Selected excerpt -
______________________________

Many of the richest and purest iron ores are found in so called banded iron formations, cm thick magnetite or hematite layers intermixed with iron poor rock layers. Since these are usually of pre-Cambrian age, the processes involved seem to preclude modern day environments.
A few elements to complement @Siv answer, and some alternatives hypotheses:
Originally the idea was that the Fe2+ oxidation into Fe3+ that lead to the formation of the BIF ("banded iron formations") was an indirect consequence of the increased atmospheric pO2 caused by the photosynthetic activity of, then freshly appeared, cyanobacteria (see e. g. Cloud 1973 which, along with Cloud 1968, are i think the first occurrence in the literature of such an idea).
Later, the idea that the cause of the iron oxidation was linked to a specific metabolic reaction involved in anoxygenic photosynthesis (i. e. a different way of fixing CO2 that does not create O2) in bacteria was also introduced (Hartman 1984; Konhauser et al. 2005).
Another possibility invoked by Holm 1989 is the active oxidation of Fe2+ by "chemolithoautotrophic" bacteria (using it directly as energy source).
Finally, the only (as far as I can see) non-bacterial hypothesis on the BIF formation is that of photo-oxidation (Braterman et al. 1983): the oxidation and precipitation of Fe2+ in Fe3+ being indeed possible without oxygen, in strongly acid conditions with a little help from UV photons.
Braterman P. S., Cairns-Smith A. G., Sloper R. W., 1983. Photo-oxidation of hydrated Fe2+ – significance for banded iron formations. Nature, 303: 163-164.
Cloud P., 1968. Atmospheric and hydrospheric evolution on the primitive earth. Science, 160, 729–736.
Cloud P., 1973. Paleoecological Significance of the Banded Iron-Formation. Economic Geology and the Bulletin of the Society of Economic Geologists, 68: 1135-1143.

______________________________

Study material -
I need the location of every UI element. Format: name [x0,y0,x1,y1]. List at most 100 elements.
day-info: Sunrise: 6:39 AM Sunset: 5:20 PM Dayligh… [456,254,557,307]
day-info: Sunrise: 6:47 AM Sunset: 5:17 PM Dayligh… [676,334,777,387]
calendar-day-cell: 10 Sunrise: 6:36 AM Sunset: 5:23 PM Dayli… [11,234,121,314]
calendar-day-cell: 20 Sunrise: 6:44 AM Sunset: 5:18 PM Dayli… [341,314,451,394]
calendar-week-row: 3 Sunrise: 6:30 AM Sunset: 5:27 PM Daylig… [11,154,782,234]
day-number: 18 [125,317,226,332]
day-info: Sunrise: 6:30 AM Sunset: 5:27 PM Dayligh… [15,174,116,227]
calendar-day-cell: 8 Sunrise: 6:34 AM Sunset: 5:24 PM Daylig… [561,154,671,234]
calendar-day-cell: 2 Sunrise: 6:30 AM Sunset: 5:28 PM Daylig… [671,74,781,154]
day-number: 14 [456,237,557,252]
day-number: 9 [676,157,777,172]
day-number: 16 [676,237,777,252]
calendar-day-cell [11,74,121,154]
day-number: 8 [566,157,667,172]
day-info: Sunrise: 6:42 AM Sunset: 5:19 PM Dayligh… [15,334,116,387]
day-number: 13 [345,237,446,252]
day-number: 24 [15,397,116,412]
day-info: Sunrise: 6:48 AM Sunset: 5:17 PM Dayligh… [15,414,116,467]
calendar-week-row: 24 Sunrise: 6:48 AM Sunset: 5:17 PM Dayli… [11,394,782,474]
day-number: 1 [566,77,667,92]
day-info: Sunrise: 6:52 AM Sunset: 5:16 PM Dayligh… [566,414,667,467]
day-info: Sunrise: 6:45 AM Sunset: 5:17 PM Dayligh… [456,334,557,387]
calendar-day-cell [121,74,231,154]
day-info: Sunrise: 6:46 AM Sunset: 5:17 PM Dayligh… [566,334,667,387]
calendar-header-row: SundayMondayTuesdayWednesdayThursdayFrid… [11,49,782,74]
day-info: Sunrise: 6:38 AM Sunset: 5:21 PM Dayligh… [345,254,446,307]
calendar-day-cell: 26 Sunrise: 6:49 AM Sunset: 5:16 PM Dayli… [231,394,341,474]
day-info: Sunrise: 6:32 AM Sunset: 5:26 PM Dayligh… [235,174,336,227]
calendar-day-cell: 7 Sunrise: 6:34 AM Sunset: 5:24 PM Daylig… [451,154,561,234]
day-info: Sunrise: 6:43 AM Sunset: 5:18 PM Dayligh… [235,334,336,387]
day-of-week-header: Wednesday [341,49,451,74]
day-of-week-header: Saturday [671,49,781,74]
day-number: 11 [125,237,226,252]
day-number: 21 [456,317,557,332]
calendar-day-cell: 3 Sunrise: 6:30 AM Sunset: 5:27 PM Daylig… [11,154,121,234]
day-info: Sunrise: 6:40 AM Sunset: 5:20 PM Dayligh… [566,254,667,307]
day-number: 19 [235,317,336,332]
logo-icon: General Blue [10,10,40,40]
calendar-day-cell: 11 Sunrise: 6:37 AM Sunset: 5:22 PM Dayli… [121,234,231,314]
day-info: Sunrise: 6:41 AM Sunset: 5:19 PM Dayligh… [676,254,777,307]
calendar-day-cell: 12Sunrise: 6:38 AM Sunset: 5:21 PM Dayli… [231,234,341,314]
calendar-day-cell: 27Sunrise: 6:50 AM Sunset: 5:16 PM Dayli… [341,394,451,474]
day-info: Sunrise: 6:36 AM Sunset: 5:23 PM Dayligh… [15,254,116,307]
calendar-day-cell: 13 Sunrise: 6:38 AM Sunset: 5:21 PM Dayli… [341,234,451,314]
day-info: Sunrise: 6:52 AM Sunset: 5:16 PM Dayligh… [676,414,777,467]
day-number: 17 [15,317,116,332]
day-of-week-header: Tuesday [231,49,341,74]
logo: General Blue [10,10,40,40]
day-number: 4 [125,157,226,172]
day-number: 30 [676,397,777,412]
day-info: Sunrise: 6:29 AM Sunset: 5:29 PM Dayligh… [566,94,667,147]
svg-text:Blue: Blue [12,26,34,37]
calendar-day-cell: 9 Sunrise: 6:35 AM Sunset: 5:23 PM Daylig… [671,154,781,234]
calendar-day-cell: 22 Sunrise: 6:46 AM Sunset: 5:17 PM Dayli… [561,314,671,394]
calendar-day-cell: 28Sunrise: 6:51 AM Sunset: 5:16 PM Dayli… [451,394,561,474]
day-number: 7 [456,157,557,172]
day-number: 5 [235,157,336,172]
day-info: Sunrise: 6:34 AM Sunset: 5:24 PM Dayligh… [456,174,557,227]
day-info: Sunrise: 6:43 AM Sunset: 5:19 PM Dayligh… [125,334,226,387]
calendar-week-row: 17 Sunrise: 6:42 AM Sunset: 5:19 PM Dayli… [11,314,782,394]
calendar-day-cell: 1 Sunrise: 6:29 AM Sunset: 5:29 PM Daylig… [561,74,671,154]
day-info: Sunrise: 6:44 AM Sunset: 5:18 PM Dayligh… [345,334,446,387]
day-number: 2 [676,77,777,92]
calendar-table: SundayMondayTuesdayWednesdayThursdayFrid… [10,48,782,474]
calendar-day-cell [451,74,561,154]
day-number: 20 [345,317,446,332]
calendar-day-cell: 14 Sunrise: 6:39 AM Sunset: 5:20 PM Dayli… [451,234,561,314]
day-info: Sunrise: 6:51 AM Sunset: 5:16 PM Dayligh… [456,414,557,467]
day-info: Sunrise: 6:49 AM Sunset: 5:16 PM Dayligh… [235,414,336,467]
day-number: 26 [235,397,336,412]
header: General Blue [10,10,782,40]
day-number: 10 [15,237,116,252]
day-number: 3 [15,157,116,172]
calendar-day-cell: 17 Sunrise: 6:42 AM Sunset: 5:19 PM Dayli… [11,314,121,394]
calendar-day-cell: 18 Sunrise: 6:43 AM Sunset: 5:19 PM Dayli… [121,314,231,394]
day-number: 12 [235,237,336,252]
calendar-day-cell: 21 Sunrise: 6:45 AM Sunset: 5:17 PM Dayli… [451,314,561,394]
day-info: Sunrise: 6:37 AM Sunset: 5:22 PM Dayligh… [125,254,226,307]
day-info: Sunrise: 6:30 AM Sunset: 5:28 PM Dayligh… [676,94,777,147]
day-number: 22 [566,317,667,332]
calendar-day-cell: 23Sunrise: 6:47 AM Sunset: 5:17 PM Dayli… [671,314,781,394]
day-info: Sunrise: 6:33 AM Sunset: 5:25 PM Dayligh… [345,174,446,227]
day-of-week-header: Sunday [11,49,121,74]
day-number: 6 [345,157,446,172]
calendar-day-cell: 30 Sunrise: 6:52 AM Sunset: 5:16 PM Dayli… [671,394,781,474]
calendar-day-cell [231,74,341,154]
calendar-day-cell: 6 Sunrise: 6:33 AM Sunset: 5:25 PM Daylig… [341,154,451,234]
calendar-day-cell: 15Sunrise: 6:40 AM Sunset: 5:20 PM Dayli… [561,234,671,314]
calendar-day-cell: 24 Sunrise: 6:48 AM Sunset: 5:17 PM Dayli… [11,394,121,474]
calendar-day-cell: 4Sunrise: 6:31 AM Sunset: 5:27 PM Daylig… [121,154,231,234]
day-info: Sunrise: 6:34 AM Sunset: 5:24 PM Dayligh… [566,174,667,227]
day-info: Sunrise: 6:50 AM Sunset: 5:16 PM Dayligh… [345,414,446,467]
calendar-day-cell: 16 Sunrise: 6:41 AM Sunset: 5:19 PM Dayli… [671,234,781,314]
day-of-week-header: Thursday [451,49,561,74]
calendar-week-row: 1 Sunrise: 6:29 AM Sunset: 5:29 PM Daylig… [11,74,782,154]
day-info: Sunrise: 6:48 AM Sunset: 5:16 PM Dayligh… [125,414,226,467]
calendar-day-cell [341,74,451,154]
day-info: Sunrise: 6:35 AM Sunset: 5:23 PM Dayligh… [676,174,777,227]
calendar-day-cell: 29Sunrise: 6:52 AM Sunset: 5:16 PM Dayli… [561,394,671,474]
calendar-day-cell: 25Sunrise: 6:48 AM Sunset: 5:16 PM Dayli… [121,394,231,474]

______________________________

What to work on -
Please pick up the passage on banded iron formations where it stops and keep writing it. The material isn't needed here.

Response below -
Hartman H., 1984. The evolution of photosynthesis and microbial mats: A speculation on the banded iron formations. In Y. Cohen et al. (Eds), Microbial Mats: Stromatolites, Alan Liss Inc. (New York): 449–453.
Holm N. G., 1989. The 13C/12C ratios of siderite and organic matter of a modern metalliferous hydrothermal sediment and their implications for banded iron formations. Chemical Geology, 77: 41-45.
Konhauser K. O., Newman D. K., Kappler A., 2005. The potential signiﬁcance of microbial Fe(III) reduction during deposition of Precambrian banded iron formations. Geobiology, 3, 167–177.
At μ/g level some decade ago, they were explained as forming in relation to the oxygenation of the atmosphere, as photosynthetic life developed changing a reducing environment to an oxygenated one, iron oxides formed precipitating out of seawater in variable bands related to local (or possibly seasonal) oxygen availability.
Though this traditional explanation is being challenged, with research claiming the iron and silica compounds came from hydrothermal vents on the ocean floor known as black smokers. This theory has nothing to do with the oxygenation of the atmosphere, with the suggestion that BIFs may still be forming at present.